(EXERCISE DATA Opens)
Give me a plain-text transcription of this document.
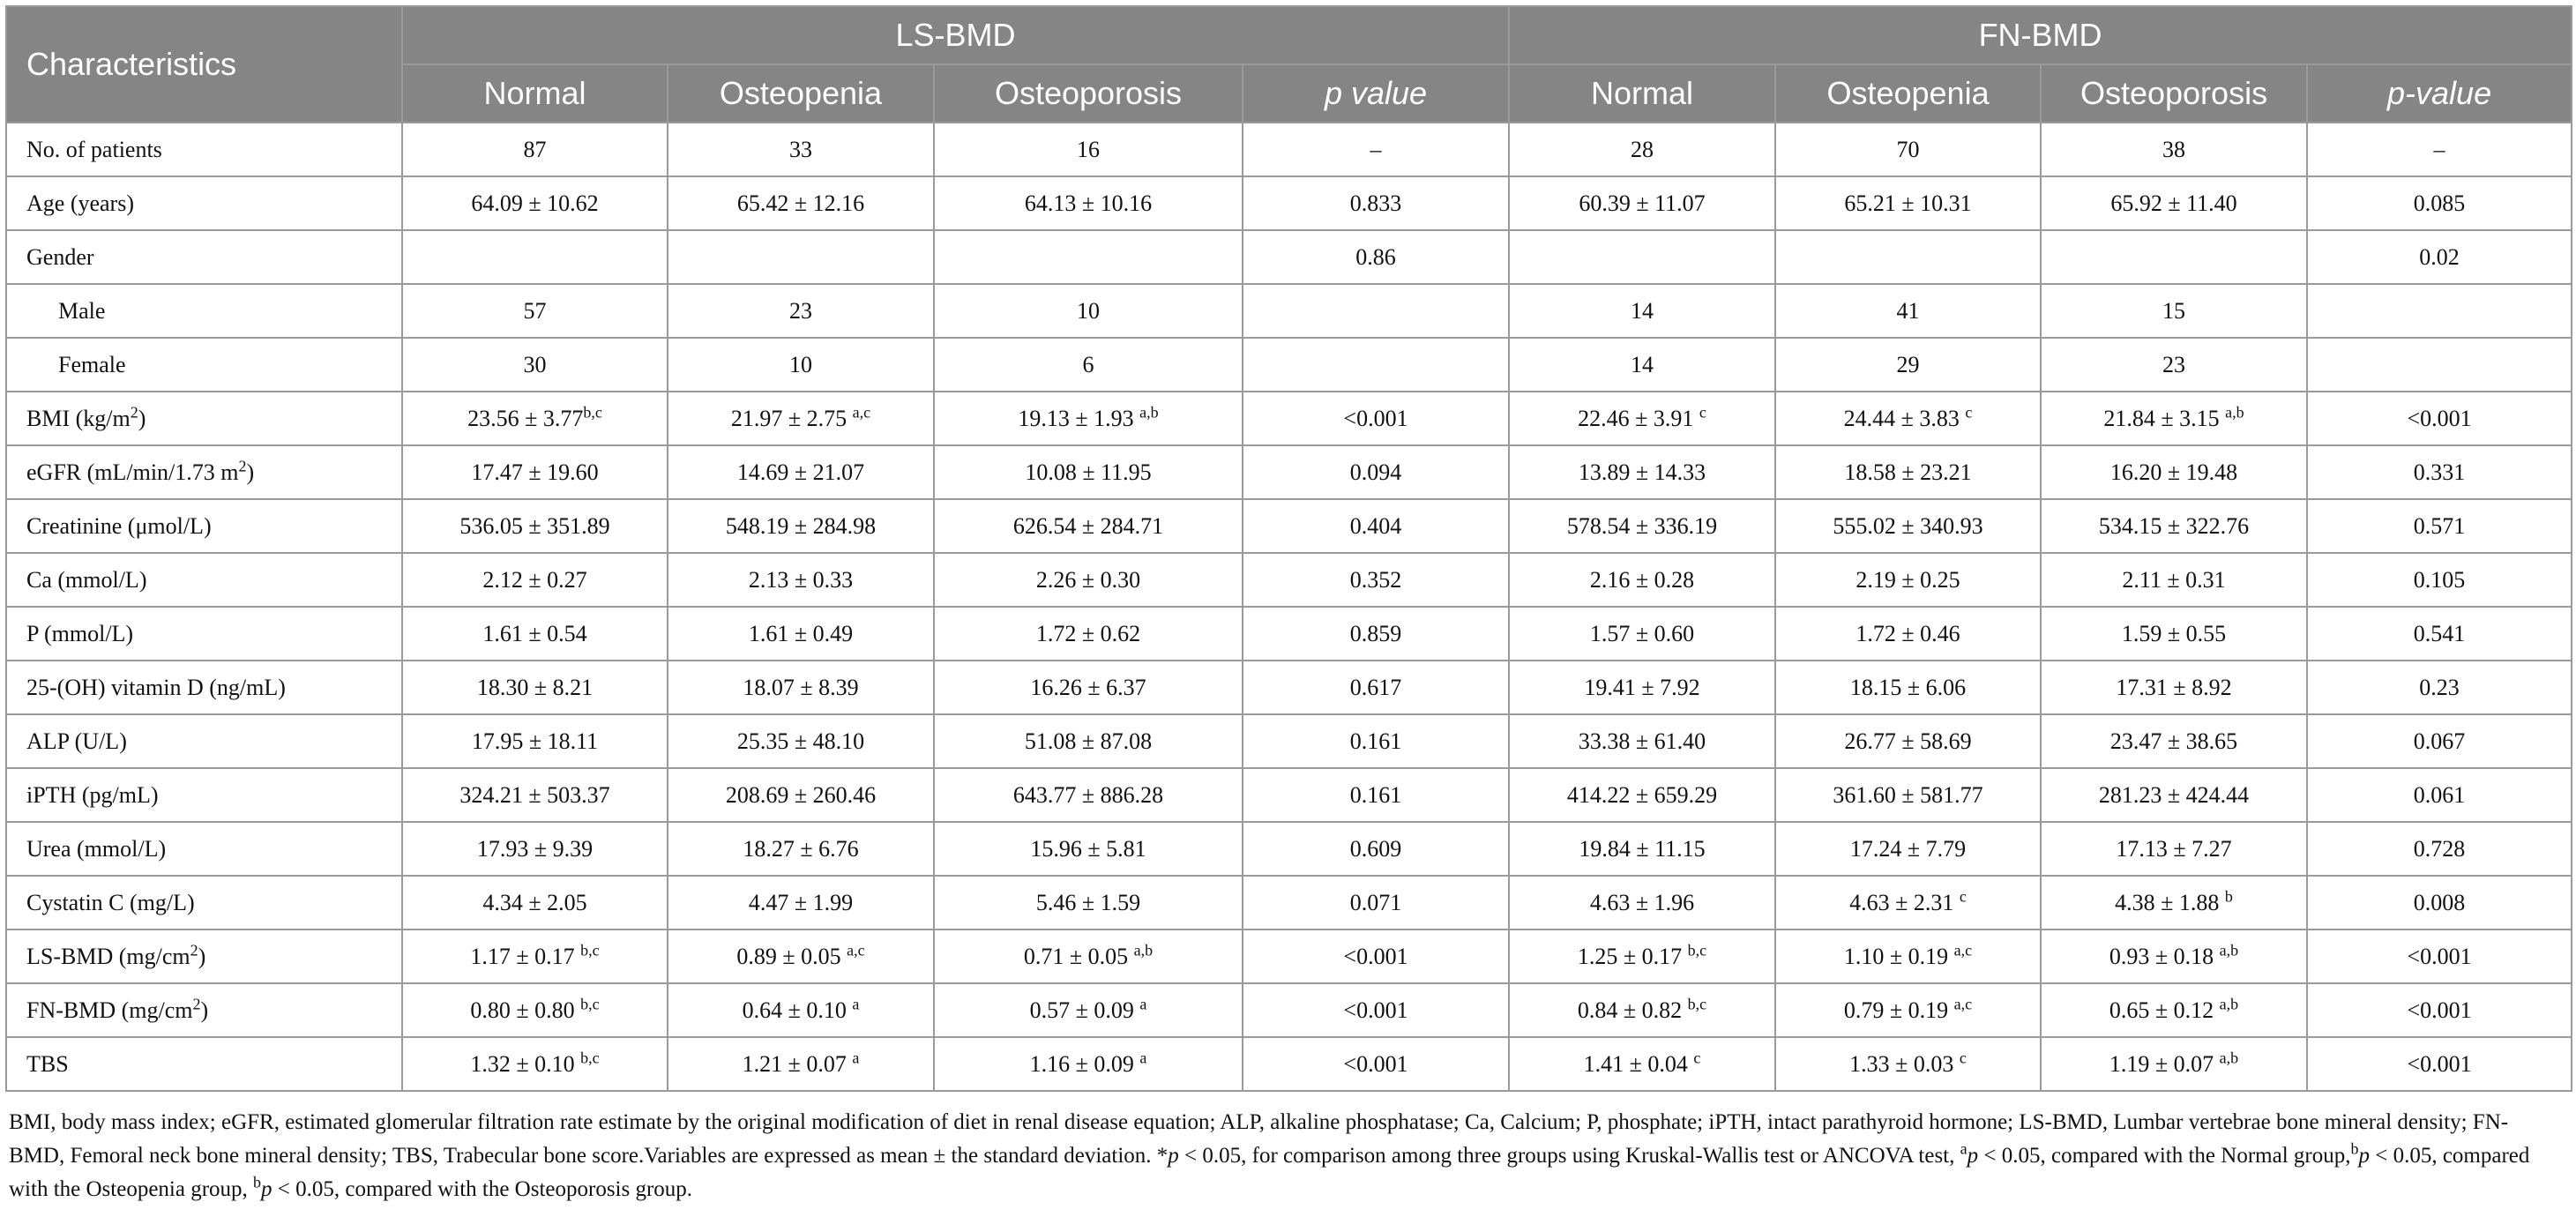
Characteristics	LS-BMD				FN-BMD			
	Normal	Osteopenia	Osteoporosis	p value	Normal	Osteopenia	Osteoporosis	p-value
No. of patients	87	33	16	–	28	70	38	–
Age (years)	64.09 ± 10.62	65.42 ± 12.16	64.13 ± 10.16	0.833	60.39 ± 11.07	65.21 ± 10.31	65.92 ± 11.40	0.085
Gender				0.86				0.02
Male	57	23	10		14	41	15	
Female	30	10	6		14	29	23	
BMI $(kg/m^2)$	$23.56 \pm 3.77^{b,c}$	21.97 ± 2.75 $^{a,c}$	19.13 ± 1.93 $^{a,b}$	<0.001	22.46 ± 3.91 $^c$	24.44 ± 3.83 $^c$	21.84 ± 3.15 $^{a,b}$	<0.001
eGFR (mL/min/1.73 $m^2$)	17.47 ± 19.60	14.69 ± 21.07	10.08 ± 11.95	0.094	13.89 ± 14.33	18.58 ± 23.21	16.20 ± 19.48	0.331
Creatinine (μmol/L)	536.05 ± 351.89	548.19 ± 284.98	626.54 ± 284.71	0.404	578.54 ± 336.19	555.02 ± 340.93	534.15 ± 322.76	0.571
Ca (mmol/L)	2.12 ± 0.27	2.13 ± 0.33	2.26 ± 0.30	0.352	2.16 ± 0.28	2.19 ± 0.25	2.11 ± 0.31	0.105
P (mmol/L)	1.61 ± 0.54	1.61 ± 0.49	1.72 ± 0.62	0.859	1.57 ± 0.60	1.72 ± 0.46	1.59 ± 0.55	0.541
25-(OH) vitamin D (ng/mL)	18.30 ± 8.21	18.07 ± 8.39	16.26 ± 6.37	0.617	19.41 ± 7.92	18.15 ± 6.06	17.31 ± 8.92	0.23
ALP (U/L)	17.95 ± 18.11	25.35 ± 48.10	51.08 ± 87.08	0.161	33.38 ± 61.40	26.77 ± 58.69	23.47 ± 38.65	0.067
iPTH (pg/mL)	324.21 ± 503.37	208.69 ± 260.46	643.77 ± 886.28	0.161	414.22 ± 659.29	361.60 ± 581.77	281.23 ± 424.44	0.061
Urea (mmol/L)	17.93 ± 9.39	18.27 ± 6.76	15.96 ± 5.81	0.609	19.84 ± 11.15	17.24 ± 7.79	17.13 ± 7.27	0.728
Cystatin C (mg/L)	4.34 ± 2.05	4.47 ± 1.99	5.46 ± 1.59	0.071	4.63 ± 1.96	4.63 ± 2.31 $^c$	4.38 ± 1.88 $^b$	0.008
LS-BMD $(mg/cm^2)$	1.17 ± 0.17 $^{b,c}$	0.89 ± 0.05 $^{a,c}$	0.71 ± 0.05 $^{a,b}$	<0.001	1.25 ± 0.17 $^{b,c}$	1.10 ± 0.19 $^{a,c}$	0.93 ± 0.18 $^{a,b}$	<0.001
FN-BMD $(mg/cm^2)$	0.80 ± 0.80 $^{b,c}$	0.64 ± 0.10 $^a$	0.57 ± 0.09 $^a$	<0.001	0.84 ± 0.82 $^{b,c}$	0.79 ± 0.19 $^{a,c}$	0.65 ± 0.12 $^{a,b}$	<0.001
TBS	1.32 ± 0.10 $^{b,c}$	1.21 ± 0.07 $^a$	1.16 ± 0.09 $^a$	<0.001	1.41 ± 0.04 $^c$	1.33 ± 0.03 $^c$	1.19 ± 0.07 $^{a,b}$	<0.001
BMI, body mass index; eGFR, estimated glomerular filtration rate estimate by the original modification of diet in renal disease equation; ALP, alkaline phosphatase; Ca, Calcium; P, phosphate; iPTH, intact parathyroid hormone; LS-BMD, Lumbar vertebrae bone mineral density; FN-BMD, Femoral neck bone mineral density; TBS, Trabecular bone score.Variables are expressed as mean ± the standard deviation. *p < 0.05, for comparison among three groups using Kruskal-Wallis test or ANCOVA test, $^a$p < 0.05, compared with the Normal group,$^b$p < 0.05, compared with the Osteopenia group, $^b$p < 0.05, compared with the Osteoporosis group.
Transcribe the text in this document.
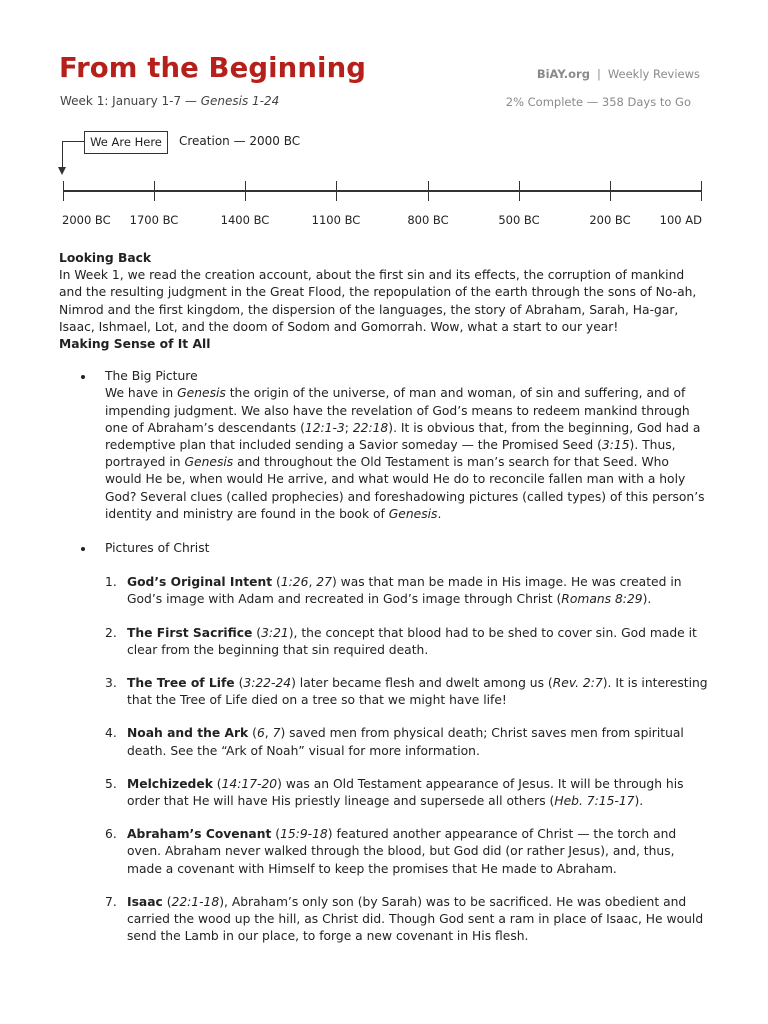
From the Beginning	BiAY.org | Weekly Reviews
Week 1: January 1-7 — Genesis 1-24	2% Complete — 358 Days to Go
We Are Here	Creation — 2000 BC
2000 BC 1700 BC	1400 BC	1100 BC	800 BC	500 BC	200 BC	100 AD
Looking Back

In Week 1, we read the creation account, about the first sin and its effects, the corruption of mankind and the resulting judgment in the Great Flood, the repopulation of the earth through the sons of No-ah, Nimrod and the first kingdom, the dispersion of the languages, the story of Abraham, Sarah, Ha-gar, Isaac, Ishmael, Lot, and the doom of Sodom and Gomorrah. Wow, what a start to our year!

Making Sense of It All
The Big Picture

We have in Genesis the origin of the universe, of man and woman, of sin and suffering, and of impending judgment. We also have the revelation of God’s means to redeem mankind through one of Abraham’s descendants (12:1-3; 22:18). It is obvious that, from the beginning, God had a redemptive plan that included sending a Savior someday — the Promised Seed (3:15). Thus, portrayed in Genesis and throughout the Old Testament is man’s search for that Seed. Who would He be, when would He arrive, and what would He do to reconcile fallen man with a holy God? Several clues (called prophecies) and foreshadowing pictures (called types) of this person’s identity and ministry are found in the book of Genesis.

Pictures of Christ
1. God’s Original Intent (1:26, 27) was that man be made in His image. He was created in God’s image with Adam and recreated in God’s image through Christ (Romans 8:29).
2. The First Sacrifice (3:21), the concept that blood had to be shed to cover sin. God made it clear from the beginning that sin required death.
3. The Tree of Life (3:22-24) later became flesh and dwelt among us (Rev. 2:7). It is interesting that the Tree of Life died on a tree so that we might have life!
4. Noah and the Ark (6, 7) saved men from physical death; Christ saves men from spiritual death. See the “Ark of Noah” visual for more information.
5. Melchizedek (14:17-20) was an Old Testament appearance of Jesus. It will be through his order that He will have His priestly lineage and supersede all others (Heb. 7:15-17).
6. Abraham’s Covenant (15:9-18) featured another appearance of Christ — the torch and oven. Abraham never walked through the blood, but God did (or rather Jesus), and, thus, made a covenant with Himself to keep the promises that He made to Abraham.
7. Isaac (22:1-18), Abraham’s only son (by Sarah) was to be sacrificed. He was obedient and carried the wood up the hill, as Christ did. Though God sent a ram in place of Isaac, He would send the Lamb in our place, to forge a new covenant in His flesh.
(EXERCISE DATA Closes)
WORK ORDER – Look through the data above. Find each line with the string "death" and copy it.

ANSWER BOX –
2. The First Sacrifice (3:21), the concept that blood had to be shed to cover sin. God made it clear from the beginning that sin required death.
4. Noah and the Ark (6, 7) saved men from physical death; Christ saves men from spiritual death. See the “Ark of Noah” visual for more information.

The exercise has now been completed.